### WHAT NEEDS TO BE DONE
Indicate only the number of lines in the listing below in which the word "JSON" appears.

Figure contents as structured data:
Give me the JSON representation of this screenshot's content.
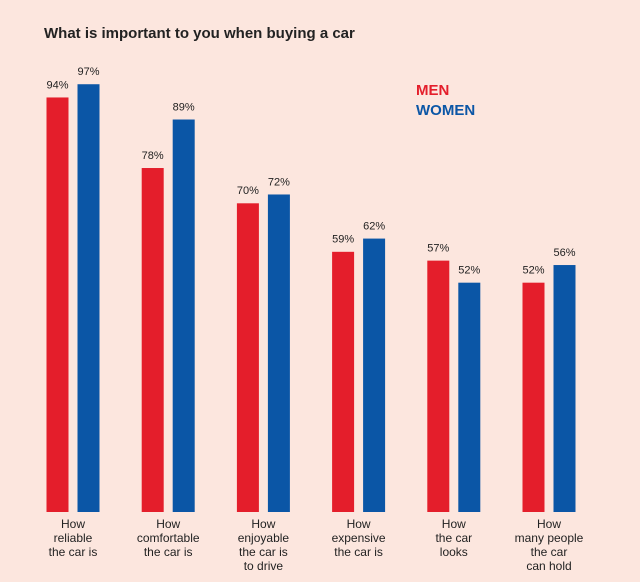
{
  "chart_data": {
    "type": "bar",
    "title": "What is important to you when buying a car",
    "categories": [
      "How\nreliable\nthe car is",
      "How\ncomfortable\nthe car is",
      "How\nenjoyable\nthe car is\nto drive",
      "How\nexpensive\nthe car is",
      "How\nthe car\nlooks",
      "How\nmany people\nthe car\ncan hold"
    ],
    "series": [
      {
        "name": "MEN",
        "color": "#e41e2b",
        "values": [
          94,
          78,
          70,
          59,
          57,
          52
        ],
        "value_labels": [
          "94%",
          "78%",
          "70%",
          "59%",
          "57%",
          "52%"
        ]
      },
      {
        "name": "WOMEN",
        "color": "#0b56a6",
        "values": [
          97,
          89,
          72,
          62,
          52,
          56
        ],
        "value_labels": [
          "97%",
          "89%",
          "72%",
          "62%",
          "52%",
          "56%"
        ]
      }
    ]
  }
}
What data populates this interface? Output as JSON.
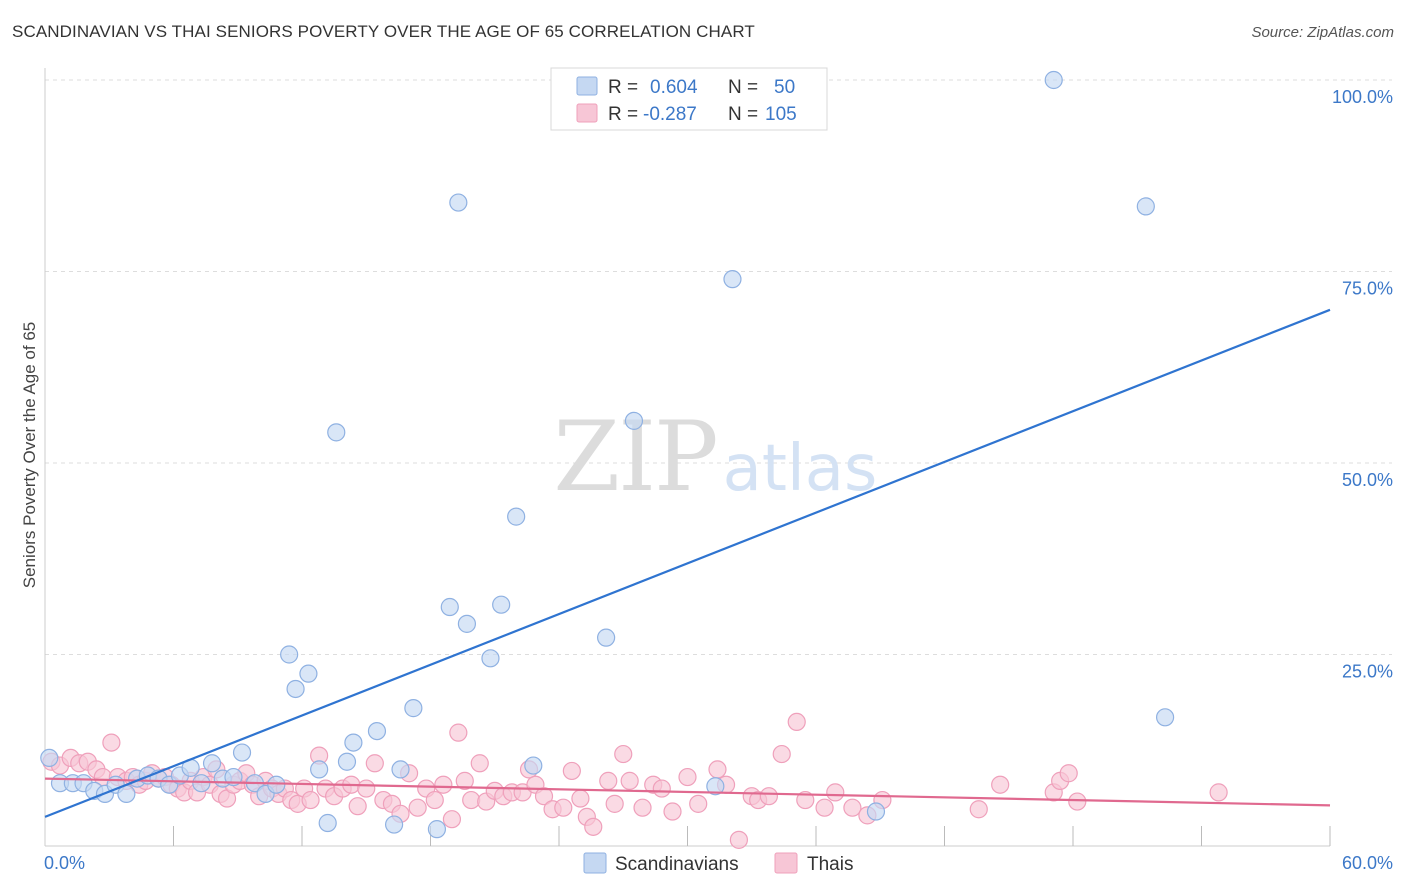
{
  "title": "SCANDINAVIAN VS THAI SENIORS POVERTY OVER THE AGE OF 65 CORRELATION CHART",
  "source": "Source: ZipAtlas.com",
  "watermark": {
    "zip": "ZIP",
    "atlas": "atlas"
  },
  "colors": {
    "blue_fill": "#c5d8f2",
    "blue_stroke": "#8fb1e2",
    "blue_line": "#2f74d0",
    "pink_fill": "#f7c6d6",
    "pink_stroke": "#efa0bb",
    "pink_line": "#e0698f",
    "axis_label": "#3c78c8",
    "grid": "#dddddd"
  },
  "legend": {
    "row1": {
      "r_label": "R =",
      "r_value": "0.604",
      "n_label": "N =",
      "n_value": "50"
    },
    "row2": {
      "r_label": "R =",
      "r_value": "-0.287",
      "n_label": "N =",
      "n_value": "105"
    }
  },
  "chart_data": {
    "type": "scatter",
    "title": "SCANDINAVIAN VS THAI SENIORS POVERTY OVER THE AGE OF 65 CORRELATION CHART",
    "xlabel": "",
    "ylabel": "Seniors Poverty Over the Age of 65",
    "xlim": [
      0,
      60
    ],
    "ylim": [
      0,
      105
    ],
    "x_tick_labels": [
      "0.0%",
      "60.0%"
    ],
    "y_ticks": [
      25,
      50,
      75,
      100
    ],
    "y_tick_labels": [
      "25.0%",
      "50.0%",
      "75.0%",
      "100.0%"
    ],
    "legend_position": "bottom-center",
    "series": [
      {
        "name": "Scandinavians",
        "r": 0.604,
        "n": 50,
        "trend": {
          "x": [
            0,
            60
          ],
          "y": [
            3.8,
            70
          ]
        },
        "points": [
          [
            0.2,
            11.5
          ],
          [
            0.7,
            8.2
          ],
          [
            1.3,
            8.2
          ],
          [
            1.8,
            8.2
          ],
          [
            2.3,
            7.2
          ],
          [
            2.8,
            6.8
          ],
          [
            3.3,
            8.0
          ],
          [
            3.8,
            6.8
          ],
          [
            4.3,
            8.8
          ],
          [
            4.8,
            9.2
          ],
          [
            5.3,
            8.8
          ],
          [
            5.8,
            8.0
          ],
          [
            6.3,
            9.2
          ],
          [
            6.8,
            10.2
          ],
          [
            7.3,
            8.2
          ],
          [
            7.8,
            10.8
          ],
          [
            8.3,
            8.8
          ],
          [
            8.8,
            9.0
          ],
          [
            9.2,
            12.2
          ],
          [
            9.8,
            8.2
          ],
          [
            10.3,
            6.8
          ],
          [
            10.8,
            8.0
          ],
          [
            11.4,
            25.0
          ],
          [
            11.7,
            20.5
          ],
          [
            12.3,
            22.5
          ],
          [
            12.8,
            10.0
          ],
          [
            13.2,
            3.0
          ],
          [
            13.6,
            54.0
          ],
          [
            14.1,
            11.0
          ],
          [
            14.4,
            13.5
          ],
          [
            15.5,
            15.0
          ],
          [
            16.3,
            2.8
          ],
          [
            16.6,
            10.0
          ],
          [
            17.2,
            18.0
          ],
          [
            18.3,
            2.2
          ],
          [
            18.9,
            31.2
          ],
          [
            19.3,
            84.0
          ],
          [
            19.7,
            29.0
          ],
          [
            20.8,
            24.5
          ],
          [
            21.3,
            31.5
          ],
          [
            22.0,
            43.0
          ],
          [
            22.8,
            10.5
          ],
          [
            26.2,
            27.2
          ],
          [
            27.5,
            55.5
          ],
          [
            31.3,
            7.8
          ],
          [
            32.1,
            74.0
          ],
          [
            38.8,
            4.5
          ],
          [
            47.1,
            100.0
          ],
          [
            51.4,
            83.5
          ],
          [
            52.3,
            16.8
          ]
        ]
      },
      {
        "name": "Thais",
        "r": -0.287,
        "n": 105,
        "trend": {
          "x": [
            0,
            60
          ],
          "y": [
            8.8,
            5.3
          ]
        },
        "points": [
          [
            0.3,
            11.0
          ],
          [
            0.7,
            10.5
          ],
          [
            1.2,
            11.5
          ],
          [
            1.6,
            10.8
          ],
          [
            2.0,
            11.0
          ],
          [
            2.4,
            10.0
          ],
          [
            2.7,
            9.0
          ],
          [
            3.1,
            13.5
          ],
          [
            3.4,
            9.0
          ],
          [
            3.8,
            8.5
          ],
          [
            4.1,
            9.0
          ],
          [
            4.4,
            8.0
          ],
          [
            4.7,
            8.5
          ],
          [
            5.0,
            9.5
          ],
          [
            5.3,
            8.8
          ],
          [
            5.6,
            9.0
          ],
          [
            5.9,
            8.0
          ],
          [
            6.2,
            7.5
          ],
          [
            6.5,
            7.0
          ],
          [
            6.8,
            8.5
          ],
          [
            7.1,
            7.0
          ],
          [
            7.4,
            9.0
          ],
          [
            7.7,
            8.0
          ],
          [
            8.0,
            10.0
          ],
          [
            8.2,
            6.8
          ],
          [
            8.5,
            6.2
          ],
          [
            8.8,
            8.0
          ],
          [
            9.1,
            8.5
          ],
          [
            9.4,
            9.5
          ],
          [
            9.7,
            8.0
          ],
          [
            10.0,
            6.5
          ],
          [
            10.3,
            8.5
          ],
          [
            10.6,
            7.5
          ],
          [
            10.9,
            6.8
          ],
          [
            11.2,
            7.5
          ],
          [
            11.5,
            6.0
          ],
          [
            11.8,
            5.5
          ],
          [
            12.1,
            7.5
          ],
          [
            12.4,
            6.0
          ],
          [
            12.8,
            11.8
          ],
          [
            13.1,
            7.5
          ],
          [
            13.5,
            6.5
          ],
          [
            13.9,
            7.5
          ],
          [
            14.3,
            8.0
          ],
          [
            14.6,
            5.2
          ],
          [
            15.0,
            7.5
          ],
          [
            15.4,
            10.8
          ],
          [
            15.8,
            6.0
          ],
          [
            16.2,
            5.5
          ],
          [
            16.6,
            4.2
          ],
          [
            17.0,
            9.5
          ],
          [
            17.4,
            5.0
          ],
          [
            17.8,
            7.5
          ],
          [
            18.2,
            6.0
          ],
          [
            18.6,
            8.0
          ],
          [
            19.0,
            3.5
          ],
          [
            19.3,
            14.8
          ],
          [
            19.6,
            8.5
          ],
          [
            19.9,
            6.0
          ],
          [
            20.3,
            10.8
          ],
          [
            20.6,
            5.8
          ],
          [
            21.0,
            7.2
          ],
          [
            21.4,
            6.5
          ],
          [
            21.8,
            7.0
          ],
          [
            22.3,
            7.0
          ],
          [
            22.6,
            10.0
          ],
          [
            22.9,
            8.0
          ],
          [
            23.3,
            6.5
          ],
          [
            23.7,
            4.8
          ],
          [
            24.2,
            5.0
          ],
          [
            24.6,
            9.8
          ],
          [
            25.0,
            6.2
          ],
          [
            25.3,
            3.8
          ],
          [
            25.6,
            2.5
          ],
          [
            26.3,
            8.5
          ],
          [
            26.6,
            5.5
          ],
          [
            27.0,
            12.0
          ],
          [
            27.3,
            8.5
          ],
          [
            27.9,
            5.0
          ],
          [
            28.4,
            8.0
          ],
          [
            28.8,
            7.5
          ],
          [
            29.3,
            4.5
          ],
          [
            30.0,
            9.0
          ],
          [
            30.5,
            5.5
          ],
          [
            31.4,
            10.0
          ],
          [
            31.8,
            8.0
          ],
          [
            32.4,
            0.8
          ],
          [
            33.0,
            6.5
          ],
          [
            33.3,
            6.0
          ],
          [
            33.8,
            6.5
          ],
          [
            34.4,
            12.0
          ],
          [
            35.1,
            16.2
          ],
          [
            35.5,
            6.0
          ],
          [
            36.4,
            5.0
          ],
          [
            36.9,
            7.0
          ],
          [
            37.7,
            5.0
          ],
          [
            38.4,
            4.0
          ],
          [
            39.1,
            6.0
          ],
          [
            43.6,
            4.8
          ],
          [
            44.6,
            8.0
          ],
          [
            47.1,
            7.0
          ],
          [
            47.4,
            8.5
          ],
          [
            47.8,
            9.5
          ],
          [
            48.2,
            5.8
          ],
          [
            54.8,
            7.0
          ]
        ]
      }
    ]
  }
}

### RESPONSE TO THIS EXERCISE
2